— Start RECORDS —
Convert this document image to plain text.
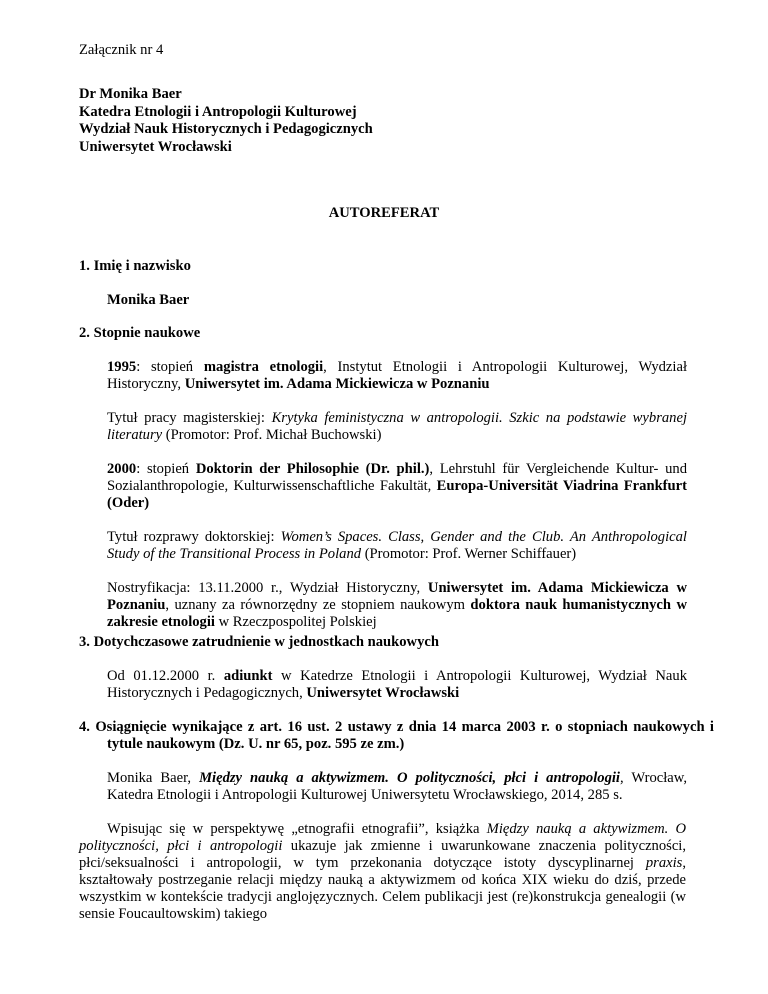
Załącznik nr 4
Dr Monika Baer
Katedra Etnologii i Antropologii Kulturowej
Wydział Nauk Historycznych i Pedagogicznych
Uniwersytet Wrocławski
AUTOREFERAT
1. Imię i nazwisko
Monika Baer
2. Stopnie naukowe
1995: stopień magistra etnologii, Instytut Etnologii i Antropologii Kulturowej, Wydział Historyczny, Uniwersytet im. Adama Mickiewicza w Poznaniu
Tytuł pracy magisterskiej: Krytyka feministyczna w antropologii. Szkic na podstawie wybranej literatury (Promotor: Prof. Michał Buchowski)
2000: stopień Doktorin der Philosophie (Dr. phil.), Lehrstuhl für Vergleichende Kultur- und Sozialanthropologie, Kulturwissenschaftliche Fakultät, Europa-Universität Viadrina Frankfurt (Oder)
Tytuł rozprawy doktorskiej: Women’s Spaces. Class, Gender and the Club. An Anthropological Study of the Transitional Process in Poland (Promotor: Prof. Werner Schiffauer)
Nostryfikacja: 13.11.2000 r., Wydział Historyczny, Uniwersytet im. Adama Mickiewicza w Poznaniu, uznany za równorzędny ze stopniem naukowym doktora nauk humanistycznych w zakresie etnologii w Rzeczpospolitej Polskiej
3. Dotychczasowe zatrudnienie w jednostkach naukowych
Od 01.12.2000 r. adiunkt w Katedrze Etnologii i Antropologii Kulturowej, Wydział Nauk Historycznych i Pedagogicznych, Uniwersytet Wrocławski
4. Osiągnięcie wynikające z art. 16 ust. 2 ustawy z dnia 14 marca 2003 r. o stopniach naukowych i tytule naukowym (Dz. U. nr 65, poz. 595 ze zm.)
Monika Baer, Między nauką a aktywizmem. O polityczności, płci i antropologii, Wrocław, Katedra Etnologii i Antropologii Kulturowej Uniwersytetu Wrocławskiego, 2014, 285 s.
Wpisując się w perspektywę „etnografii etnografii”, książka Między nauką a aktywizmem. O polityczności, płci i antropologii ukazuje jak zmienne i uwarunkowane znaczenia polityczności, płci/seksualności i antropologii, w tym przekonania dotyczące istoty dyscyplinarnej praxis, kształtowały postrzeganie relacji między nauką a aktywizmem od końca XIX wieku do dziś, przede wszystkim w kontekście tradycji anglojęzycznych. Celem publikacji jest (re)konstrukcja genealogii (w sensie Foucaultowskim) takiego
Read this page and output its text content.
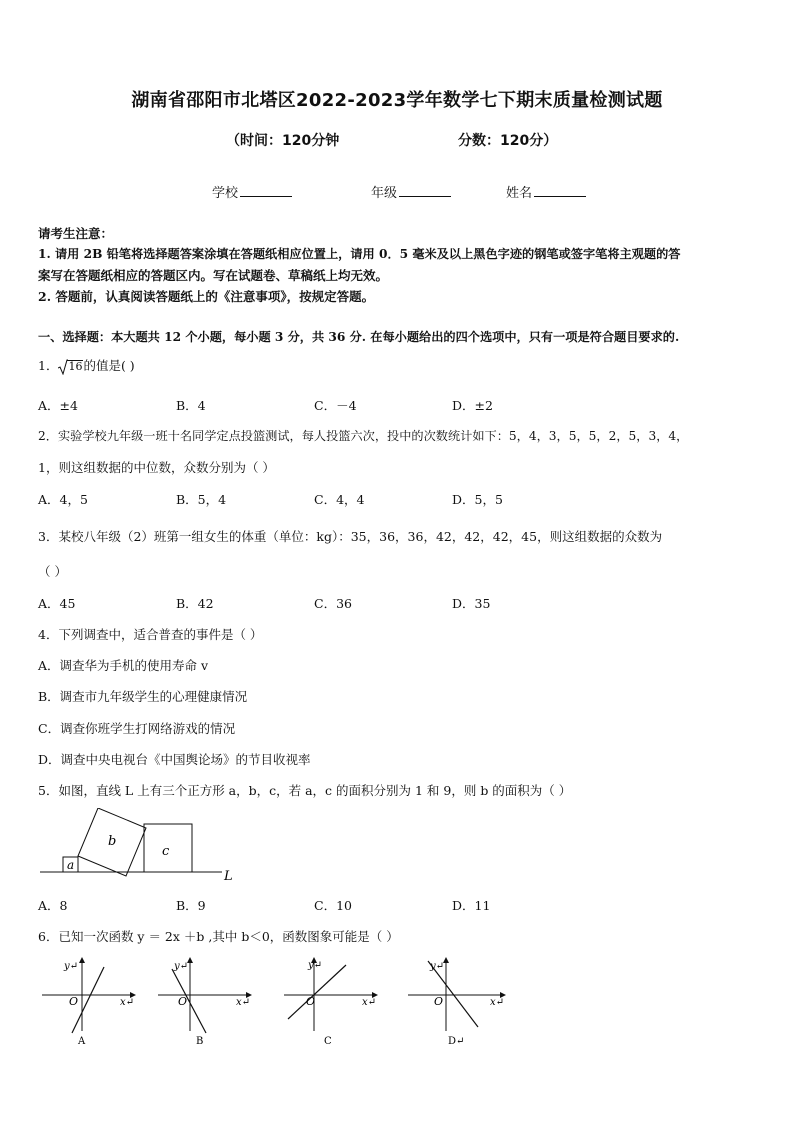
湖南省邵阳市北塔区2022-2023学年数学七下期末质量检测试题
（时间：120分钟	分数：120分）
学校	年级	姓名
请考生注意：
1. 请用 2B 铅笔将选择题答案涂填在答题纸相应位置上，请用 0．5 毫米及以上黑色字迹的钢笔或签字笔将主观题的答
案写在答题纸相应的答题区内。写在试题卷、草稿纸上均无效。
2. 答题前，认真阅读答题纸上的《注意事项》，按规定答题。
一、选择题：本大题共 12 个小题，每小题 3 分，共 36 分. 在每小题给出的四个选项中，只有一项是符合题目要求的.
1． 16的值是( )
A．±4	B．4	C．－4	D．±2
2．实验学校九年级一班十名同学定点投篮测试，每人投篮六次，投中的次数统计如下：5，4，3，5，5，2，5，3，4，
1，则这组数据的中位数，众数分别为（ ）
A．4，5	B．5，4	C．4，4	D．5，5
3．某校八年级（2）班第一组女生的体重（单位：kg）：35，36，36，42，42，42，45，则这组数据的众数为
（ ）
A．45	B．42	C．36	D．35
4．下列调查中，适合普查的事件是（ ）
A．调查华为手机的使用寿命 v
B．调查市九年级学生的心理健康情况
C．调查你班学生打网络游戏的情况
D．调查中央电视台《中国舆论场》的节目收视率
5．如图，直线 L 上有三个正方形 a，b，c，若 a，c 的面积分别为 1 和 9，则 b 的面积为（ ）
a
b
c
L
A．8	B．9	C．10	D．11
6．已知一次函数 y ＝ 2x ＋b ,其中 b＜0，函数图象可能是（ ）
y↵
x↵
O
A
y↵
x↵
O
B
y↵
x↵
O
C
y↵
x↵
O
D↵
— End RECORDS —
**EXERCISE DIRECTIONS:**
Take each line of the material that contains the word "Pedagogicznych" and list it.

**EXERCISE SOLUTION:**
Wydział Nauk Historycznych i Pedagogicznych
Od 01.12.2000 r. adiunkt w Katedrze Etnologii i Antropologii Kulturowej, Wydział Nauk Historycznych i Pedagogicznych, Uniwersytet Wrocławski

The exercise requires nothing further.